DATA SHOWN:
------------------------
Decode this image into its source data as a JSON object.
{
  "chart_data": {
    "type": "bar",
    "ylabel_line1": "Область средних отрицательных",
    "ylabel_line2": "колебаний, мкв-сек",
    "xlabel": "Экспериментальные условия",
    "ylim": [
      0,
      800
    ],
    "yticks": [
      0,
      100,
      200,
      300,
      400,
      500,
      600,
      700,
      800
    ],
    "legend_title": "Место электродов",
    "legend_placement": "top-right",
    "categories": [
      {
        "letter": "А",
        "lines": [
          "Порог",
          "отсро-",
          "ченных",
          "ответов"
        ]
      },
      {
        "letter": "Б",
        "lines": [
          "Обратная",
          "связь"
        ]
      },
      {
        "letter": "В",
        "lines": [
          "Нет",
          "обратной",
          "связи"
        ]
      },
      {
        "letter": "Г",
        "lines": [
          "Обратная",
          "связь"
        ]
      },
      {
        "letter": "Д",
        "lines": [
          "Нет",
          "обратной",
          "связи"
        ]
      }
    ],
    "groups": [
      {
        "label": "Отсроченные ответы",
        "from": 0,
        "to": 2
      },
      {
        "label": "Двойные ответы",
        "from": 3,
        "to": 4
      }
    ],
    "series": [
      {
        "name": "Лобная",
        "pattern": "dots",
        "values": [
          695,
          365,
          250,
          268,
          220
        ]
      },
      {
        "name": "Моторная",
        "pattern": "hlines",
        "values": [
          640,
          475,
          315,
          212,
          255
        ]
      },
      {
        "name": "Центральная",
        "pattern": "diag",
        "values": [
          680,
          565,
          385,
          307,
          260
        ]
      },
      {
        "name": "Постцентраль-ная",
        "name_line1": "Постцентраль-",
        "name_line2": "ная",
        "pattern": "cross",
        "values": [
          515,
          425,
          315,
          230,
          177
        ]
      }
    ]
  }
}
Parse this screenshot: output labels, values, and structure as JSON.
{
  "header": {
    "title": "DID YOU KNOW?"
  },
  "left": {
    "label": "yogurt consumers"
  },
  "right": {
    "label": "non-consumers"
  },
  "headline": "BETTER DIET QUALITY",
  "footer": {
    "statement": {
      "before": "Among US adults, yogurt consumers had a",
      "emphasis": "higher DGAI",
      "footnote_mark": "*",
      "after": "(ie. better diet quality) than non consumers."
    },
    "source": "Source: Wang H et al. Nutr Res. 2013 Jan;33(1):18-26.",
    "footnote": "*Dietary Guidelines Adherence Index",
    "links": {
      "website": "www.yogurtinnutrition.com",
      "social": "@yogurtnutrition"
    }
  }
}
------------------------
Quote exactly what appears from the line containing "Parse this screenshot: output" through the final line of the listing above, including both of those lines.

Parse this screenshot: output labels, values, and structure as JSON.
{
  "header": {
    "title": "DID YOU KNOW?"
  },
  "left": {
    "label": "yogurt consumers"
  },
  "right": {
    "label": "non-consumers"
  },
  "headline": "BETTER DIET QUALITY",
  "footer": {
    "statement": {
      "before": "Among US adults, yogurt consumers had a",
      "emphasis": "higher DGAI",
      "footnote_mark": "*",
      "after": "(ie. better diet quality) than non consumers."
    },
    "source": "Source: Wang H et al. Nutr Res. 2013 Jan;33(1):18-26.",
    "footnote": "*Dietary Guidelines Adherence Index",
    "links": {
      "website": "www.yogurtinnutrition.com",
      "social": "@yogurtnutrition"
    }
  }
}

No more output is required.